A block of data
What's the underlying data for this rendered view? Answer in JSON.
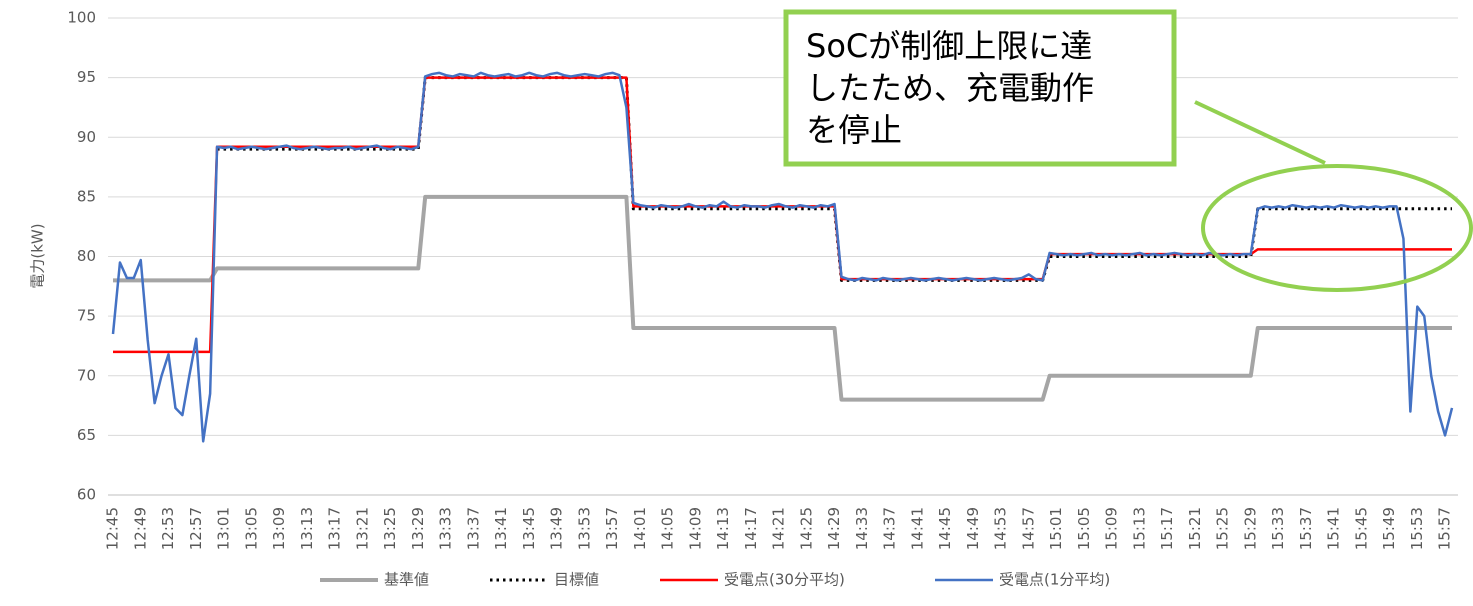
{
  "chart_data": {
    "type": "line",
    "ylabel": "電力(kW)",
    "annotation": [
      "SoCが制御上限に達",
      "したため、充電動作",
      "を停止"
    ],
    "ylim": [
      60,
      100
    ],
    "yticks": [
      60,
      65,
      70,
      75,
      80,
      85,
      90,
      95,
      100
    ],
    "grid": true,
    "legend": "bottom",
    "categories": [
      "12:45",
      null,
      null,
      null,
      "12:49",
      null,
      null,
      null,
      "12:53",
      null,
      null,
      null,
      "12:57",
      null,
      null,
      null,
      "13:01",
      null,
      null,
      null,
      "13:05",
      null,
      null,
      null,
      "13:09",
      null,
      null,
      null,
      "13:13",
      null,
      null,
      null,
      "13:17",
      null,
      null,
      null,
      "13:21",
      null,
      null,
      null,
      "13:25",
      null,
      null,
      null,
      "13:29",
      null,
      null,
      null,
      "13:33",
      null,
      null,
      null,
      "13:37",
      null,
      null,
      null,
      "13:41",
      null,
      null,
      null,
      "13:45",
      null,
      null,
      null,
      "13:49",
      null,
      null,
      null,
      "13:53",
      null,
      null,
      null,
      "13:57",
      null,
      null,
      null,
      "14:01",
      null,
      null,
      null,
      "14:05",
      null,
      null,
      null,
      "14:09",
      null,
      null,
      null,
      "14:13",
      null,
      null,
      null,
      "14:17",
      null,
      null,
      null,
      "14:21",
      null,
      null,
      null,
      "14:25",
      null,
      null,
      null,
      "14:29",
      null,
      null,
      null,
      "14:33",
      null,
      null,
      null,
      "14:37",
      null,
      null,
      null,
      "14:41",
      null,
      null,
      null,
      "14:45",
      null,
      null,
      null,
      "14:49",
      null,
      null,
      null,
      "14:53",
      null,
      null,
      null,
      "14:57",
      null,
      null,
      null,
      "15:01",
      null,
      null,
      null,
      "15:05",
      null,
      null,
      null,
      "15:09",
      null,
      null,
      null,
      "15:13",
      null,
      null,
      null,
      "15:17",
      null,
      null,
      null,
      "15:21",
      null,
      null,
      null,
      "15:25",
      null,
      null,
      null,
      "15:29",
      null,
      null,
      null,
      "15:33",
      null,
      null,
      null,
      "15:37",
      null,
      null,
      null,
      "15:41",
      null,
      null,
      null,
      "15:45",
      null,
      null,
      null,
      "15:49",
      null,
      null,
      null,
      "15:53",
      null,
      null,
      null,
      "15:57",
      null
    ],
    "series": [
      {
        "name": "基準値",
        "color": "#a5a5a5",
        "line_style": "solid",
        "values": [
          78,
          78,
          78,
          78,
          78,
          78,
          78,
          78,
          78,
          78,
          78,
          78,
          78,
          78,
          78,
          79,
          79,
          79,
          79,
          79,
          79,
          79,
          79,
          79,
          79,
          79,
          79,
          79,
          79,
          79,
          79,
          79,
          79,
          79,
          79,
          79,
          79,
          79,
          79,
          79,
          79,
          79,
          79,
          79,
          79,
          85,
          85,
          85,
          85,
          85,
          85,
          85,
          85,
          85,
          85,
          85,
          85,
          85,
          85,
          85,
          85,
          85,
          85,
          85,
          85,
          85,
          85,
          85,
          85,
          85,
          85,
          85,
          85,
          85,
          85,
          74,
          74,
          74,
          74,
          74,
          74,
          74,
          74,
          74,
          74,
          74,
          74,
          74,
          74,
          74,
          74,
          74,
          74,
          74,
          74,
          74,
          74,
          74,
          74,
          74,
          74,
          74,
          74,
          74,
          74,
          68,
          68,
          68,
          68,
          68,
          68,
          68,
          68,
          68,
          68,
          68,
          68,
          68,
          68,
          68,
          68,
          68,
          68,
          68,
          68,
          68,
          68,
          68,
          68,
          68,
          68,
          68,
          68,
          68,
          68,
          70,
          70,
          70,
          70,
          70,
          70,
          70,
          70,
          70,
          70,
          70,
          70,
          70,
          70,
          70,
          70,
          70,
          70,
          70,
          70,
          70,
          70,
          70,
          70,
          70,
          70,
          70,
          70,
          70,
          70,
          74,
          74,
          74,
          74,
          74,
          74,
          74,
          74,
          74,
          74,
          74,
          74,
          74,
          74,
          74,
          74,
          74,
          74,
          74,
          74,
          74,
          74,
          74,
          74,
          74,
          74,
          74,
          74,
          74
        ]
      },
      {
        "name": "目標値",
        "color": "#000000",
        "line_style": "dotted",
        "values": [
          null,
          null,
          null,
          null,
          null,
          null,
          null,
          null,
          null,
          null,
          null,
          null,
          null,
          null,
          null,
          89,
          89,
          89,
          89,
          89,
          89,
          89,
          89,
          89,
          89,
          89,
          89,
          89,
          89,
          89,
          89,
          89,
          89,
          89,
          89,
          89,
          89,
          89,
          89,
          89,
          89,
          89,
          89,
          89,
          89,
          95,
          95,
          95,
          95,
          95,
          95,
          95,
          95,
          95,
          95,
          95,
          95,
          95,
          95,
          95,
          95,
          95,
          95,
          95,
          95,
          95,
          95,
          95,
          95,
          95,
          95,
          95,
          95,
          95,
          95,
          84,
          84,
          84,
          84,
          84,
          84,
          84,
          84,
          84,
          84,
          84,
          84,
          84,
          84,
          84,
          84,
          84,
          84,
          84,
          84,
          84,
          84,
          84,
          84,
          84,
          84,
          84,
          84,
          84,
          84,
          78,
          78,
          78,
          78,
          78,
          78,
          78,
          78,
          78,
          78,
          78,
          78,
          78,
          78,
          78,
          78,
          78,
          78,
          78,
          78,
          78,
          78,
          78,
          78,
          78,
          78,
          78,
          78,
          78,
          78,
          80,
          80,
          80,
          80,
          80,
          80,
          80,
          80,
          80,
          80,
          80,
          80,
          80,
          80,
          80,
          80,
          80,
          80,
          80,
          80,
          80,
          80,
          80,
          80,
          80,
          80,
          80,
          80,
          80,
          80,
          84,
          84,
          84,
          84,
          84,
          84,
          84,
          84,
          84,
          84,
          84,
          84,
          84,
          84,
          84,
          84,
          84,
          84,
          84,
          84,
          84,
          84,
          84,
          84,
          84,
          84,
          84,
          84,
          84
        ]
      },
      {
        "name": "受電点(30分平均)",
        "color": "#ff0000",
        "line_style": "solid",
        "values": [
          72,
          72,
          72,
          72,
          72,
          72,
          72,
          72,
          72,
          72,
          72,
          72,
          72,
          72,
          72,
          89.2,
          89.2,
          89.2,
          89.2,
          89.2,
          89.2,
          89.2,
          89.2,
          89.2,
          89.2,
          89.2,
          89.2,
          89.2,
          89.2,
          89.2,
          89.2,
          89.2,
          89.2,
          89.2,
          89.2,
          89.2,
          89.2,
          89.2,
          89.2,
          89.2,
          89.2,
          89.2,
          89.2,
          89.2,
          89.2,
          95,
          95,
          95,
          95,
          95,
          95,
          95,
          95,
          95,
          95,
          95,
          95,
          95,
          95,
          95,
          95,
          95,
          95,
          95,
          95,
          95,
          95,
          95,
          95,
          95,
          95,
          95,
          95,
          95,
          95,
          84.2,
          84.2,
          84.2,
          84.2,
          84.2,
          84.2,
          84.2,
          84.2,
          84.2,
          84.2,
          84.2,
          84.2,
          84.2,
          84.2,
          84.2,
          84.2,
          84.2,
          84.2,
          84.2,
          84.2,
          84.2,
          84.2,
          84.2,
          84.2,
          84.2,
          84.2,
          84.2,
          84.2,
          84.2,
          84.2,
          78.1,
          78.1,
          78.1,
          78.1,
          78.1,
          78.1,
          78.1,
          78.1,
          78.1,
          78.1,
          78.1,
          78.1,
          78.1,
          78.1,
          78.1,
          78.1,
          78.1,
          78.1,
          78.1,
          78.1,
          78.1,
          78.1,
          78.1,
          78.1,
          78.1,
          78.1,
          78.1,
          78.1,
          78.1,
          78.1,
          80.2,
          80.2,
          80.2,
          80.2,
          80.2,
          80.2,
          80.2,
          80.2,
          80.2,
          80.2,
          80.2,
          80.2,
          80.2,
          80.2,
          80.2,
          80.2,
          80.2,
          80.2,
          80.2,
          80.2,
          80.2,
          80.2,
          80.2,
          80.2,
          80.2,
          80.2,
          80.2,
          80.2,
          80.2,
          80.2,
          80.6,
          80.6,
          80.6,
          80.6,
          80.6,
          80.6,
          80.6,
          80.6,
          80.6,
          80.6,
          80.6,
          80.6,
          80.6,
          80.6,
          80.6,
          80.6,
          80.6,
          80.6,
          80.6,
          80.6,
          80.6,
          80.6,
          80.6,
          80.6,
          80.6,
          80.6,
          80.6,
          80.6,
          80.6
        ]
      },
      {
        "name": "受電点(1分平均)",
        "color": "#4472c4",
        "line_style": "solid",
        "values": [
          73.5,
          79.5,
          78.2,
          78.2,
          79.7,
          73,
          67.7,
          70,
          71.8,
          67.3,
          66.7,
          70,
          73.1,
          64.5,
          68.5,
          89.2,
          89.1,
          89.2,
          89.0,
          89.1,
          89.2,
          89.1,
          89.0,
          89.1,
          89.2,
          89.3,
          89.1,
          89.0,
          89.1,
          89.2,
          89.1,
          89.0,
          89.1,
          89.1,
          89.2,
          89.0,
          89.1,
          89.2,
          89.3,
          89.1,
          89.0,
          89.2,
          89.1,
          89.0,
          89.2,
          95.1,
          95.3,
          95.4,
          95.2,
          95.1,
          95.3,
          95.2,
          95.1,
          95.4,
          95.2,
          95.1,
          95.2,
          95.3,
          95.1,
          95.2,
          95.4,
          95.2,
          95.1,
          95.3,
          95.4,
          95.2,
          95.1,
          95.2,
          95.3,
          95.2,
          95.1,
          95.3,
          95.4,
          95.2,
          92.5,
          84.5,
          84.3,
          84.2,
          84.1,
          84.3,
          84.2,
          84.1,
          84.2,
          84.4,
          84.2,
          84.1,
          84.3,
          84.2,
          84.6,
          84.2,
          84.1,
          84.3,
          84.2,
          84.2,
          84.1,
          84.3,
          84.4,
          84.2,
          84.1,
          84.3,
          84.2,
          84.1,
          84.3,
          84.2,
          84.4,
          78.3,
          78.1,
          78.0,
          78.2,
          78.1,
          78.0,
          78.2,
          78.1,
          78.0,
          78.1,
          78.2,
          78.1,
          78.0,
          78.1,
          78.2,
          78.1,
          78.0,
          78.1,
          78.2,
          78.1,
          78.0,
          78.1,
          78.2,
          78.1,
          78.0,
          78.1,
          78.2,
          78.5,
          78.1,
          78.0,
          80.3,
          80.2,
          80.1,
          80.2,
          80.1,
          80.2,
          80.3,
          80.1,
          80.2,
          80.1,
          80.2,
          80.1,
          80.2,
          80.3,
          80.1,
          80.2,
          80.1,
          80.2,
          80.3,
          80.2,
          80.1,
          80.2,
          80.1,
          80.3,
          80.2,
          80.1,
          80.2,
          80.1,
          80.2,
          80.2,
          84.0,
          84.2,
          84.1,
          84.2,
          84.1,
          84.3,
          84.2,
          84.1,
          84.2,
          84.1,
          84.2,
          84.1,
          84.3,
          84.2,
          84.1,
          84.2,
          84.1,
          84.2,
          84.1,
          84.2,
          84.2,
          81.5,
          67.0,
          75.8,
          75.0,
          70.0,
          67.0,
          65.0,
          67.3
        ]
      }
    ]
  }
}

■ **What you should do**
Identify and extract each line of the listing that contains "name".

■ **Solved exercise**
        "name": "基準値",
        "name": "目標値",
        "name": "受電点(30分平均)",
        "name": "受電点(1分平均)",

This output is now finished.